This truth is a partial answer to the whole Rob Bell controversy over whether there is or isn’t a hell as a place of eternal torment. Wouldn’t it be eternal torment to be an eternal being who chose in this life to live apart from, as a rebel to, the living, loving God of the Universe, the one who loves me so much that He gave his only begotten Son to die in my place, as an atonement for my sin. To know that now and fall down in gratitude and love toward Him is is a humbling experience; to learn that God was so merciful and so patient in the face of my repeated rejection and sin and that He had finally honored my rebellion with His divine wrath would be torment beyond any physical pain.
--------------------------------------------------
■ TASK LIST ■
(1) Copy word for word the stretch of the passage about the Rob Bell hell debate from "This truth is" through "any physical pain.".
(2) Write what comes next in the reflection on hell and God's mercy, starting after its final sentence.

(Dataset entries)
--------------------------------------------------
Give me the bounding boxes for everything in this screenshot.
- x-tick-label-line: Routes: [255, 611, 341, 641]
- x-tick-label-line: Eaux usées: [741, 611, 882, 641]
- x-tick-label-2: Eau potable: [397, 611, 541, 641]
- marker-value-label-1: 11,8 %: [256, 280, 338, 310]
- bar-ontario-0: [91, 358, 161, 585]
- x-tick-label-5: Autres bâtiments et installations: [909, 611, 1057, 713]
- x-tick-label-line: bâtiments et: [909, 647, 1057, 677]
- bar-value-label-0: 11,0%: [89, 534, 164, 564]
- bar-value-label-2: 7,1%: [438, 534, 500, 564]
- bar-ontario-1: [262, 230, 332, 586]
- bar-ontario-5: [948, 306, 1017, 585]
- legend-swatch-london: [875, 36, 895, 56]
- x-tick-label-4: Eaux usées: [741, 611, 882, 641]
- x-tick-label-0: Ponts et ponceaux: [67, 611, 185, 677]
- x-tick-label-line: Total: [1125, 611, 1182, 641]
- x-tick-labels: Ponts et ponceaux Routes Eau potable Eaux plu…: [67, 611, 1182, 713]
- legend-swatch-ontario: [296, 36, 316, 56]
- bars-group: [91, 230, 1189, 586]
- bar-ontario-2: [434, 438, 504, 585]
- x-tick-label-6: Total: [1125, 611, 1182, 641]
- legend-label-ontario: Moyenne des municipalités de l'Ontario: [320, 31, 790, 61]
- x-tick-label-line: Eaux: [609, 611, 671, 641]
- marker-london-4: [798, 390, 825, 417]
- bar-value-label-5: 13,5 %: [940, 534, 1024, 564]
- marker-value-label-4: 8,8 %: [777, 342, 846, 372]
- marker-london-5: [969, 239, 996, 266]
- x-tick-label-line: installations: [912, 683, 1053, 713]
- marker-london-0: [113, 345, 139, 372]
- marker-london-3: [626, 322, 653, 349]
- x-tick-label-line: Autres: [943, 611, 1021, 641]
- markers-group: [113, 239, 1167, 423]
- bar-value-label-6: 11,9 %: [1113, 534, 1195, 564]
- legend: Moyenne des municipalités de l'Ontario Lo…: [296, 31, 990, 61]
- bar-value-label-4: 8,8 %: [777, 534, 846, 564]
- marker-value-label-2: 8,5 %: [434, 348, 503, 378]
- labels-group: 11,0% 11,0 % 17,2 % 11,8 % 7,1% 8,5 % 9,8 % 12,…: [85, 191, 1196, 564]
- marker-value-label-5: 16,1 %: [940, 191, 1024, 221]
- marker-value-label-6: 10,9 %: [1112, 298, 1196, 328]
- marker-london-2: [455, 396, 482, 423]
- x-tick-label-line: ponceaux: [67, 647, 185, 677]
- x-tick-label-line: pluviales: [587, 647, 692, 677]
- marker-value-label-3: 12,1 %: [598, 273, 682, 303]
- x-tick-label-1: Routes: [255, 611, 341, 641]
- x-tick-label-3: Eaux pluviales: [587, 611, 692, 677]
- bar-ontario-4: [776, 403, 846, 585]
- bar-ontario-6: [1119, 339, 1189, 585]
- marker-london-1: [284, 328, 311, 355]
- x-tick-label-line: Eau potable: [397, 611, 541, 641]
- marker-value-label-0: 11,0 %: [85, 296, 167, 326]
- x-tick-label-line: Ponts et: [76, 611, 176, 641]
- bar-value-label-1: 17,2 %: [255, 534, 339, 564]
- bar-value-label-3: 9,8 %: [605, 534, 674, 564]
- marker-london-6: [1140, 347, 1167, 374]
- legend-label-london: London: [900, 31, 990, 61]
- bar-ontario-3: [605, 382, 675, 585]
--------------------------------------------------
■ ANSWERS BY ITEM NUMBER ■
(1)
This truth is a partial answer to the whole Rob Bell controversy over whether there is or isn’t a hell as a place of eternal torment. Wouldn’t it be eternal torment to be an eternal being who chose in this life to live apart from, as a rebel to, the living, loving God of the Universe, the one who loves me so much that He gave his only begotten Son to die in my place, as an atonement for my sin. To know that now and fall down in gratitude and love toward Him is is a humbling experience; to learn that God was so merciful and so patient in the face of my repeated rejection and sin and that He had finally honored my rebellion with His divine wrath would be torment beyond any physical pain.

(2)
For we must all appear before the judgment seat of Christ, so that each one may be recompensed for his deeds in the body, according to what he has done, whether good or bad. 2 Corinthians 5:10
for He says, “AT THE ACCEPTABLE TIME I LISTENED TO YOU,
AND ON THE DAY OF SALVATION I HELPED YOU.”
Behold, now is “THE ACCEPTABLE TIME,” behold, now is “THE DAY OF SALVATION.”